▶ _Aim_: Determine the count of lines holding "page" and give that count alone.

▶ _The records_:

.....

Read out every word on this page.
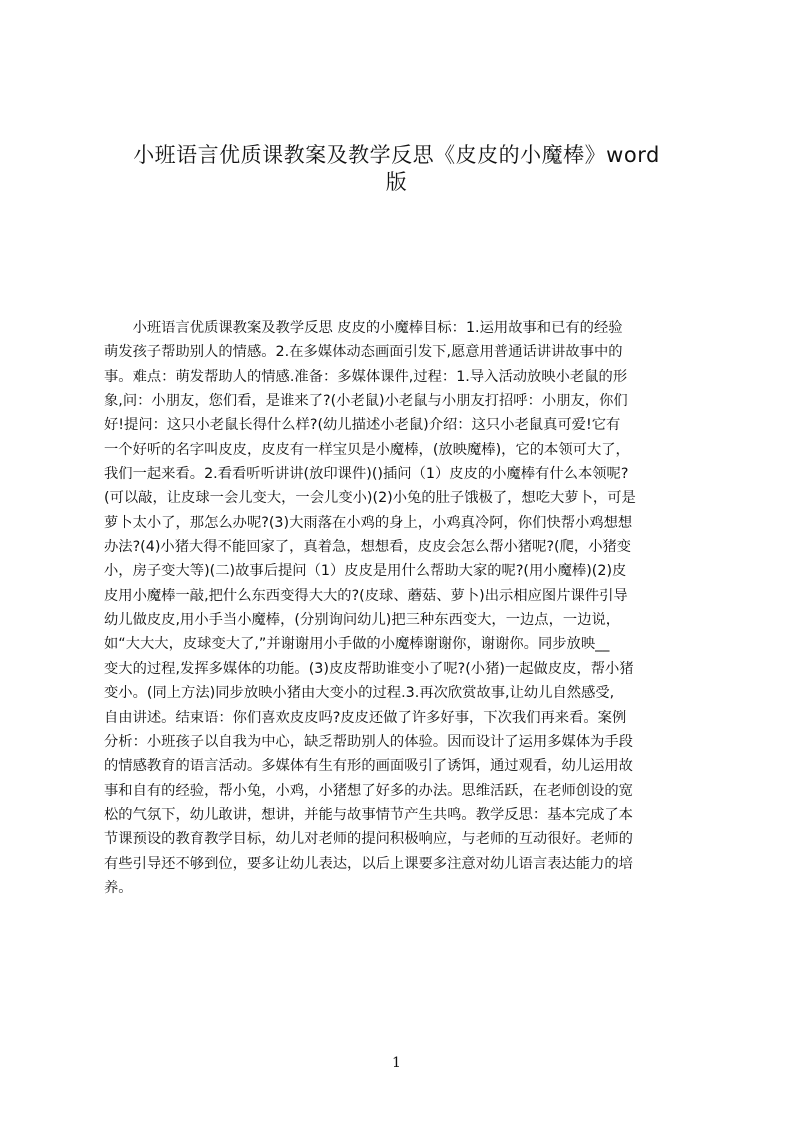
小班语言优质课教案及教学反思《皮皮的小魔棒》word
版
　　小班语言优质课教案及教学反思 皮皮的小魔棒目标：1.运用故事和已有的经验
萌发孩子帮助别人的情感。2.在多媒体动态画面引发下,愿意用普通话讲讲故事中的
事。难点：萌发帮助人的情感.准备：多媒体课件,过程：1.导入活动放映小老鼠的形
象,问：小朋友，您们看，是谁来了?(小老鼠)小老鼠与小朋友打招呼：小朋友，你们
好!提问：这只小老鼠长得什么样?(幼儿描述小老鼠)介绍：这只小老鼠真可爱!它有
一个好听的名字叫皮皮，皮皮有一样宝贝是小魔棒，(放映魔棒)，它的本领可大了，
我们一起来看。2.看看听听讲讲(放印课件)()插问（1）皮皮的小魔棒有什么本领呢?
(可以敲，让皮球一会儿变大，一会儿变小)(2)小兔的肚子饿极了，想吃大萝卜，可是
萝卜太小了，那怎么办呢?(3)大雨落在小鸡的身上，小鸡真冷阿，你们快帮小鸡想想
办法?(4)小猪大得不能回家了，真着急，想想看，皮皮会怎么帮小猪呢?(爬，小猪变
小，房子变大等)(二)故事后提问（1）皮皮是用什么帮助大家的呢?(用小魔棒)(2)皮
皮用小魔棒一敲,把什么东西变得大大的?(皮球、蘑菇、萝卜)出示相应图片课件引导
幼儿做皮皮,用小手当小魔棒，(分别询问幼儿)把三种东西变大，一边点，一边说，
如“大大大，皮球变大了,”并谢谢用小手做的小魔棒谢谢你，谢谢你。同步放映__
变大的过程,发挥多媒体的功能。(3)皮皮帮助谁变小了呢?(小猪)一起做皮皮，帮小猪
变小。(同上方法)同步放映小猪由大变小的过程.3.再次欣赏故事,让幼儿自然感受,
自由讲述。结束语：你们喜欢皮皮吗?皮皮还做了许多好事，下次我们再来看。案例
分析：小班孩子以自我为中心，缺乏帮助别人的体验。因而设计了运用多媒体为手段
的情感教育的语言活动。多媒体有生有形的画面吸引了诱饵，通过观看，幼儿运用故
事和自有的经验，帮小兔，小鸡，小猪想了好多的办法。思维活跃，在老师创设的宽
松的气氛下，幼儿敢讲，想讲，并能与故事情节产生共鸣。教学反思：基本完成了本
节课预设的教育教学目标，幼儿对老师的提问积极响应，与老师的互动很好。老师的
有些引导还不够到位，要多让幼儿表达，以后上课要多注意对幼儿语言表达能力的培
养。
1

.....

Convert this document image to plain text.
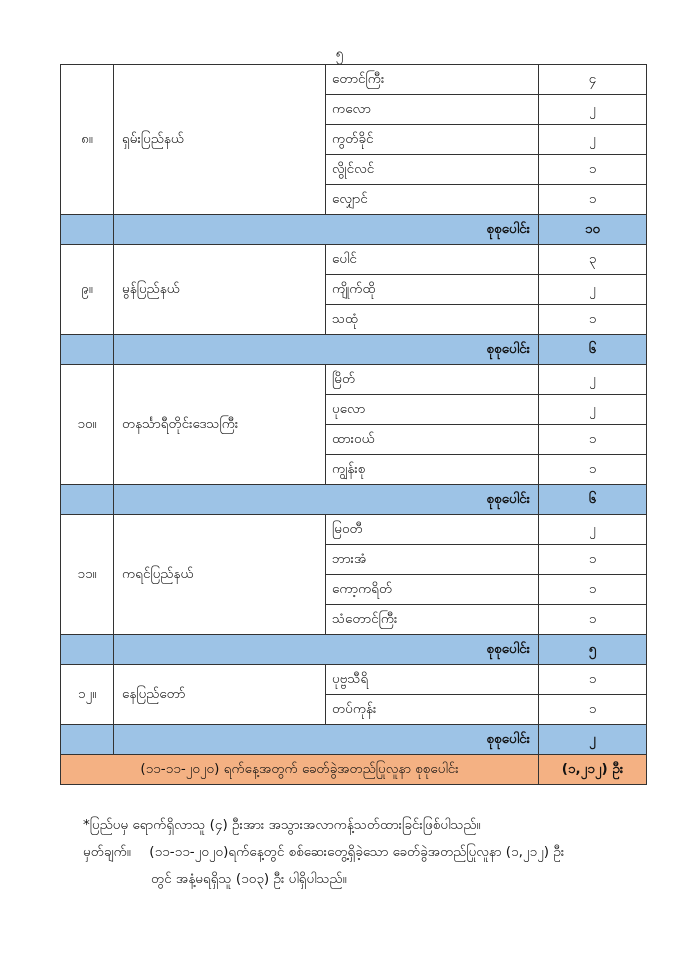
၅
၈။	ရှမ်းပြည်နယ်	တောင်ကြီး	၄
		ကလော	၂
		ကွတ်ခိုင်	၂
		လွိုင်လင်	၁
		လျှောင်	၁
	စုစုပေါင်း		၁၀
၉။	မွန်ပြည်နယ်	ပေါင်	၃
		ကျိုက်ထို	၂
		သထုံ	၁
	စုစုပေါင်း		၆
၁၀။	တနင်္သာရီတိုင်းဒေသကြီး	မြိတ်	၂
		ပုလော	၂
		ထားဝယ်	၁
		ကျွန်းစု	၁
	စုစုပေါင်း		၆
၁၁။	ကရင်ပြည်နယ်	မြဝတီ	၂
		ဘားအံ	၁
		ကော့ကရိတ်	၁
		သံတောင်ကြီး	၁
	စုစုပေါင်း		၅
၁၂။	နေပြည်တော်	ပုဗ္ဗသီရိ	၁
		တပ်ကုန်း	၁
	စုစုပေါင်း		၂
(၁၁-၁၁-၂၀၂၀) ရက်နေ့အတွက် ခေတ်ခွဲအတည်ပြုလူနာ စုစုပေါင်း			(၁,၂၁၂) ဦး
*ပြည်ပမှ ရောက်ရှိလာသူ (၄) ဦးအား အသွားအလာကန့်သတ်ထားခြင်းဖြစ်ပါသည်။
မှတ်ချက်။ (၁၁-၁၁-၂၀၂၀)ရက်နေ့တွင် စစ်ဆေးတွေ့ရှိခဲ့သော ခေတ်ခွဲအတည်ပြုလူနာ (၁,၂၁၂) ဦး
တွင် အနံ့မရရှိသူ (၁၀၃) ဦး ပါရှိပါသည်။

.....

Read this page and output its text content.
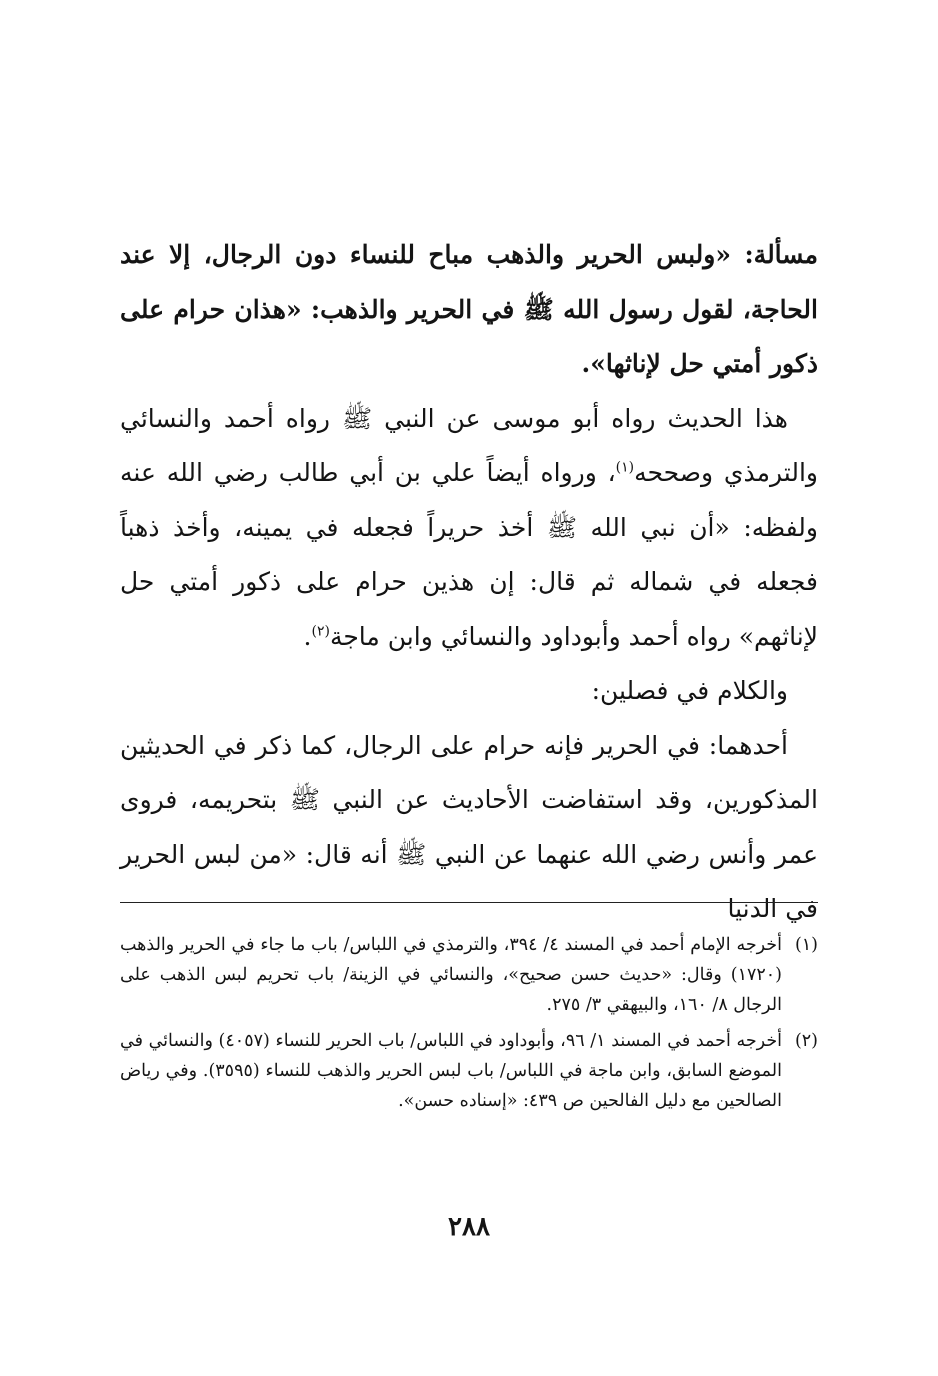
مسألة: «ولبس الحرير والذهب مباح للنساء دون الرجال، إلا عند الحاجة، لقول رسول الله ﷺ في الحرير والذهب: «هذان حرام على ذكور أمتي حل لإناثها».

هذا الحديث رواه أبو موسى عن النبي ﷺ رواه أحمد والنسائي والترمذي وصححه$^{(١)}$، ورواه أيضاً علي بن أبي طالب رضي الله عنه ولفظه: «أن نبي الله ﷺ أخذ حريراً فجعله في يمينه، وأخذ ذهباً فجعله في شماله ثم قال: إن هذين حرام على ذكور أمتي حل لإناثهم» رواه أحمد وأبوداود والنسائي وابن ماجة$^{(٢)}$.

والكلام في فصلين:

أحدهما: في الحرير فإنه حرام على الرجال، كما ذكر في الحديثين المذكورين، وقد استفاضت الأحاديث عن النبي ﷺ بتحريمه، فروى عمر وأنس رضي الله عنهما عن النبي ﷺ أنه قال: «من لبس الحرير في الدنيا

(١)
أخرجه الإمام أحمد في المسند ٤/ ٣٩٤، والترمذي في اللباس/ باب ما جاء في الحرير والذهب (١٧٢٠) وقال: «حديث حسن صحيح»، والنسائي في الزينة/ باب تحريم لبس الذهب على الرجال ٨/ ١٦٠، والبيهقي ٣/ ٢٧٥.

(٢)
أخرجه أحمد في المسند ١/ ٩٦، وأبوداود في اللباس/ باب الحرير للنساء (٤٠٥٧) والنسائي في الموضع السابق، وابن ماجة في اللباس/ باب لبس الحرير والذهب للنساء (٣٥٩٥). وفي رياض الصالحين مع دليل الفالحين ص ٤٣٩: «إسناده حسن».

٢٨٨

.....

▶ _Solution for this task_: 2